OBJECTIVE → Write out all entries word for word.

DATA ENTRIES →
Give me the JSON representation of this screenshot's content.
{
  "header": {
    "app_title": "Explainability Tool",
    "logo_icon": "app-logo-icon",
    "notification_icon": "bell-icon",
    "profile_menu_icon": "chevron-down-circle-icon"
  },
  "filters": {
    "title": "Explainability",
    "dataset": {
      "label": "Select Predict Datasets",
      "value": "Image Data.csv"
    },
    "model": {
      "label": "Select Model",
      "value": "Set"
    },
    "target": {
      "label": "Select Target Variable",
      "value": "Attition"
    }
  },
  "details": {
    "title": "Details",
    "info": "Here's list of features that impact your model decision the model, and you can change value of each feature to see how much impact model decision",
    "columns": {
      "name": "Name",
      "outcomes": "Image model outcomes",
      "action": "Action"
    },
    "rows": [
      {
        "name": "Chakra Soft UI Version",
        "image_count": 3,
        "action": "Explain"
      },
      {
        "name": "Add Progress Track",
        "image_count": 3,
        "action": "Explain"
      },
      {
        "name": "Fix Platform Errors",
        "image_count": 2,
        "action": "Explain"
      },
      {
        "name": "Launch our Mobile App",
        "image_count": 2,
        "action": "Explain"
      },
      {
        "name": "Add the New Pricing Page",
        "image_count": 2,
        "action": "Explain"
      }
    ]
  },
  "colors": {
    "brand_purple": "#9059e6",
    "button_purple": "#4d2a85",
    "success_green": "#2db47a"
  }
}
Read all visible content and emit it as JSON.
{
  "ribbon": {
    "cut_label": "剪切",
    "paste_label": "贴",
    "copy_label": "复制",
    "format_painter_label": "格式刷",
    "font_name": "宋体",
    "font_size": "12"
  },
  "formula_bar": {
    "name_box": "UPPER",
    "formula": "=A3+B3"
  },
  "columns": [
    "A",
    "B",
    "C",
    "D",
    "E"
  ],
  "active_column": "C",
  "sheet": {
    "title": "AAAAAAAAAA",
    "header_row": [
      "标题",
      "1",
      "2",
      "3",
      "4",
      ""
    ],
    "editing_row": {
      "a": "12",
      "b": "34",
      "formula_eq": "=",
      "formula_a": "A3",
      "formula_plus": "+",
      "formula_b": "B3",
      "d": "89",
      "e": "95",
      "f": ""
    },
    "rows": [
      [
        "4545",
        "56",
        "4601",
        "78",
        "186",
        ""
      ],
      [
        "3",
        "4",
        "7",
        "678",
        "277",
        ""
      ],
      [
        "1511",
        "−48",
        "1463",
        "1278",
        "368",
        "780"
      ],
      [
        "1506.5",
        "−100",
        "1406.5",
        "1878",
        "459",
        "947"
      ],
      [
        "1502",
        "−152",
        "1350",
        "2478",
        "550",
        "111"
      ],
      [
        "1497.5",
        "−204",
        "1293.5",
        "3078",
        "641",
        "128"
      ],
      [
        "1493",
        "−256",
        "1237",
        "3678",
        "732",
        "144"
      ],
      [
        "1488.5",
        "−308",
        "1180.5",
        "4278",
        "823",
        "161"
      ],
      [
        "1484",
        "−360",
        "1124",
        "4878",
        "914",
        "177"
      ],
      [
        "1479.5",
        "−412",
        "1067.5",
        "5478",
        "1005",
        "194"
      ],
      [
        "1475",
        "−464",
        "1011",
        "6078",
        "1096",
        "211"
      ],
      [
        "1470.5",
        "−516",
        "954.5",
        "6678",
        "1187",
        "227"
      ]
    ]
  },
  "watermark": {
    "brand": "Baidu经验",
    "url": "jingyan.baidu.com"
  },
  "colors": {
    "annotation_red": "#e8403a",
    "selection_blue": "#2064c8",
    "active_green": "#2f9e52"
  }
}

THE SOLUTION →
Give me the JSON representation of this screenshot's content.
{
  "header": {
    "app_title": "Explainability Tool",
    "logo_icon": "app-logo-icon",
    "notification_icon": "bell-icon",
    "profile_menu_icon": "chevron-down-circle-icon"
  },
  "filters": {
    "title": "Explainability",
    "dataset": {
      "label": "Select Predict Datasets",
      "value": "Image Data.csv"
    },
    "model": {
      "label": "Select Model",
      "value": "Set"
    },
    "target": {
      "label": "Select Target Variable",
      "value": "Attition"
    }
  },
  "details": {
    "title": "Details",
    "info": "Here's list of features that impact your model decision the model, and you can change value of each feature to see how much impact model decision",
    "columns": {
      "name": "Name",
      "outcomes": "Image model outcomes",
      "action": "Action"
    },
    "rows": [
      {
        "name": "Chakra Soft UI Version",
        "image_count": 3,
        "action": "Explain"
      },
      {
        "name": "Add Progress Track",
        "image_count": 3,
        "action": "Explain"
      },
      {
        "name": "Fix Platform Errors",
        "image_count": 2,
        "action": "Explain"
      },
      {
        "name": "Launch our Mobile App",
        "image_count": 2,
        "action": "Explain"
      },
      {
        "name": "Add the New Pricing Page",
        "image_count": 2,
        "action": "Explain"
      }
    ]
  },
  "colors": {
    "brand_purple": "#9059e6",
    "button_purple": "#4d2a85",
    "success_green": "#2db47a"
  }
}
Read all visible content and emit it as JSON.
{
  "ribbon": {
    "cut_label": "剪切",
    "paste_label": "贴",
    "copy_label": "复制",
    "format_painter_label": "格式刷",
    "font_name": "宋体",
    "font_size": "12"
  },
  "formula_bar": {
    "name_box": "UPPER",
    "formula": "=A3+B3"
  },
  "columns": [
    "A",
    "B",
    "C",
    "D",
    "E"
  ],
  "active_column": "C",
  "sheet": {
    "title": "AAAAAAAAAA",
    "header_row": [
      "标题",
      "1",
      "2",
      "3",
      "4",
      ""
    ],
    "editing_row": {
      "a": "12",
      "b": "34",
      "formula_eq": "=",
      "formula_a": "A3",
      "formula_plus": "+",
      "formula_b": "B3",
      "d": "89",
      "e": "95",
      "f": ""
    },
    "rows": [
      [
        "4545",
        "56",
        "4601",
        "78",
        "186",
        ""
      ],
      [
        "3",
        "4",
        "7",
        "678",
        "277",
        ""
      ],
      [
        "1511",
        "−48",
        "1463",
        "1278",
        "368",
        "780"
      ],
      [
        "1506.5",
        "−100",
        "1406.5",
        "1878",
        "459",
        "947"
      ],
      [
        "1502",
        "−152",
        "1350",
        "2478",
        "550",
        "111"
      ],
      [
        "1497.5",
        "−204",
        "1293.5",
        "3078",
        "641",
        "128"
      ],
      [
        "1493",
        "−256",
        "1237",
        "3678",
        "732",
        "144"
      ],
      [
        "1488.5",
        "−308",
        "1180.5",
        "4278",
        "823",
        "161"
      ],
      [
        "1484",
        "−360",
        "1124",
        "4878",
        "914",
        "177"
      ],
      [
        "1479.5",
        "−412",
        "1067.5",
        "5478",
        "1005",
        "194"
      ],
      [
        "1475",
        "−464",
        "1011",
        "6078",
        "1096",
        "211"
      ],
      [
        "1470.5",
        "−516",
        "954.5",
        "6678",
        "1187",
        "227"
      ]
    ]
  },
  "watermark": {
    "brand": "Baidu经验",
    "url": "jingyan.baidu.com"
  },
  "colors": {
    "annotation_red": "#e8403a",
    "selection_blue": "#2064c8",
    "active_green": "#2f9e52"
  }
}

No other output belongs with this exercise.